*WHAT TO WORK ON*: Print each line of the listing once more, precisely as given.

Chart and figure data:
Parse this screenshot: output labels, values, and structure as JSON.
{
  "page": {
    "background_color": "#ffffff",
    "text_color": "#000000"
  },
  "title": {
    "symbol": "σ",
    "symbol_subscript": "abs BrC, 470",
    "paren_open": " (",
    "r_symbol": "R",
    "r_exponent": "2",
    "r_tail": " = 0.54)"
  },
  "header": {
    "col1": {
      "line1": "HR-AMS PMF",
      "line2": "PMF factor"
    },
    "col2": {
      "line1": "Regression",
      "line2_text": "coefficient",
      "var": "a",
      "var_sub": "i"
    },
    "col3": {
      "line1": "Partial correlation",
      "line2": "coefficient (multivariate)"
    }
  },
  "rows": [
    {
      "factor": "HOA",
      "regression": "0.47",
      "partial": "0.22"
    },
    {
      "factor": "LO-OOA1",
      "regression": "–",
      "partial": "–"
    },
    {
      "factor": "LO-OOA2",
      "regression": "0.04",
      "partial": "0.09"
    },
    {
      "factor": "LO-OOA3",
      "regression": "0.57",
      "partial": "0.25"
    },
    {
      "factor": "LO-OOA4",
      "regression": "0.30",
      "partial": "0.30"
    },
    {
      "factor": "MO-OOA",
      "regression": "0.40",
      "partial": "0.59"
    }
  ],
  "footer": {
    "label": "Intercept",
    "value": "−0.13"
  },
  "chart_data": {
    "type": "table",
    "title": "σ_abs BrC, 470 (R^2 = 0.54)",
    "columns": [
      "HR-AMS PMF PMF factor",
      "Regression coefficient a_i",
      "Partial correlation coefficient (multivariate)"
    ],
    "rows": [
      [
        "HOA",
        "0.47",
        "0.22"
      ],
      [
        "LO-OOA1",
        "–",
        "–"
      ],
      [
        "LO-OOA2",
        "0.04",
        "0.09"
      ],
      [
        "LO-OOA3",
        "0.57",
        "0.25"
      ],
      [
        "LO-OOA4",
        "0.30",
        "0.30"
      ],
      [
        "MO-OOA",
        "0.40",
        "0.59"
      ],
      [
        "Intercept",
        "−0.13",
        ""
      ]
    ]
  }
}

*COMPLETED EXERCISE*:
Parse this screenshot: output labels, values, and structure as JSON.
{
  "page": {
    "background_color": "#ffffff",
    "text_color": "#000000"
  },
  "title": {
    "symbol": "σ",
    "symbol_subscript": "abs BrC, 470",
    "paren_open": " (",
    "r_symbol": "R",
    "r_exponent": "2",
    "r_tail": " = 0.54)"
  },
  "header": {
    "col1": {
      "line1": "HR-AMS PMF",
      "line2": "PMF factor"
    },
    "col2": {
      "line1": "Regression",
      "line2_text": "coefficient",
      "var": "a",
      "var_sub": "i"
    },
    "col3": {
      "line1": "Partial correlation",
      "line2": "coefficient (multivariate)"
    }
  },
  "rows": [
    {
      "factor": "HOA",
      "regression": "0.47",
      "partial": "0.22"
    },
    {
      "factor": "LO-OOA1",
      "regression": "–",
      "partial": "–"
    },
    {
      "factor": "LO-OOA2",
      "regression": "0.04",
      "partial": "0.09"
    },
    {
      "factor": "LO-OOA3",
      "regression": "0.57",
      "partial": "0.25"
    },
    {
      "factor": "LO-OOA4",
      "regression": "0.30",
      "partial": "0.30"
    },
    {
      "factor": "MO-OOA",
      "regression": "0.40",
      "partial": "0.59"
    }
  ],
  "footer": {
    "label": "Intercept",
    "value": "−0.13"
  },
  "chart_data": {
    "type": "table",
    "title": "σ_abs BrC, 470 (R^2 = 0.54)",
    "columns": [
      "HR-AMS PMF PMF factor",
      "Regression coefficient a_i",
      "Partial correlation coefficient (multivariate)"
    ],
    "rows": [
      [
        "HOA",
        "0.47",
        "0.22"
      ],
      [
        "LO-OOA1",
        "–",
        "–"
      ],
      [
        "LO-OOA2",
        "0.04",
        "0.09"
      ],
      [
        "LO-OOA3",
        "0.57",
        "0.25"
      ],
      [
        "LO-OOA4",
        "0.30",
        "0.30"
      ],
      [
        "MO-OOA",
        "0.40",
        "0.59"
      ],
      [
        "Intercept",
        "−0.13",
        ""
      ]
    ]
  }
}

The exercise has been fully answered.